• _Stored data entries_
------

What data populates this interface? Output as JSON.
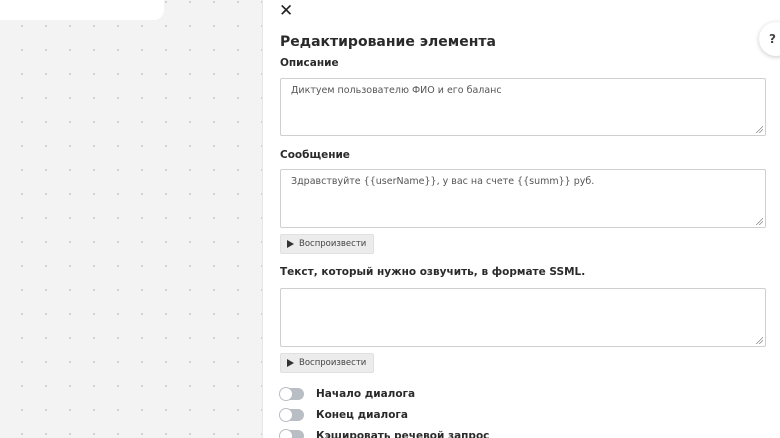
{
  "editor": {
    "title": "Редактирование элемента",
    "close_label": "✕",
    "help_label": "?",
    "description": {
      "label": "Описание",
      "value": "Диктуем пользователю ФИО и его баланс"
    },
    "message": {
      "label": "Сообщение",
      "value": "Здравствуйте {{userName}}, у вас на счете {{summ}} руб.",
      "play_label": "Воспроизвести"
    },
    "ssml": {
      "label": "Текст, который нужно озвучить, в формате SSML.",
      "value": "",
      "play_label": "Воспроизвести"
    },
    "toggles": [
      {
        "label": "Начало диалога",
        "checked": false
      },
      {
        "label": "Конец диалога",
        "checked": false
      },
      {
        "label": "Кэшировать речевой запрос",
        "checked": false
      }
    ]
  },
  "icons": {
    "close": "close-icon",
    "help": "question-icon",
    "play": "play-icon"
  },
  "colors": {
    "panel_background": "#ffffff",
    "canvas_background": "#f3f3f3",
    "toggle_off": "#b9bdc4"
  }
}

------

• _Written problem_
Reproduce the whole listing above word for word, but not its pictures.

• _Written answer_
What data populates this interface? Output as JSON.
{
  "editor": {
    "title": "Редактирование элемента",
    "close_label": "✕",
    "help_label": "?",
    "description": {
      "label": "Описание",
      "value": "Диктуем пользователю ФИО и его баланс"
    },
    "message": {
      "label": "Сообщение",
      "value": "Здравствуйте {{userName}}, у вас на счете {{summ}} руб.",
      "play_label": "Воспроизвести"
    },
    "ssml": {
      "label": "Текст, который нужно озвучить, в формате SSML.",
      "value": "",
      "play_label": "Воспроизвести"
    },
    "toggles": [
      {
        "label": "Начало диалога",
        "checked": false
      },
      {
        "label": "Конец диалога",
        "checked": false
      },
      {
        "label": "Кэшировать речевой запрос",
        "checked": false
      }
    ]
  },
  "icons": {
    "close": "close-icon",
    "help": "question-icon",
    "play": "play-icon"
  },
  "colors": {
    "panel_background": "#ffffff",
    "canvas_background": "#f3f3f3",
    "toggle_off": "#b9bdc4"
  }
}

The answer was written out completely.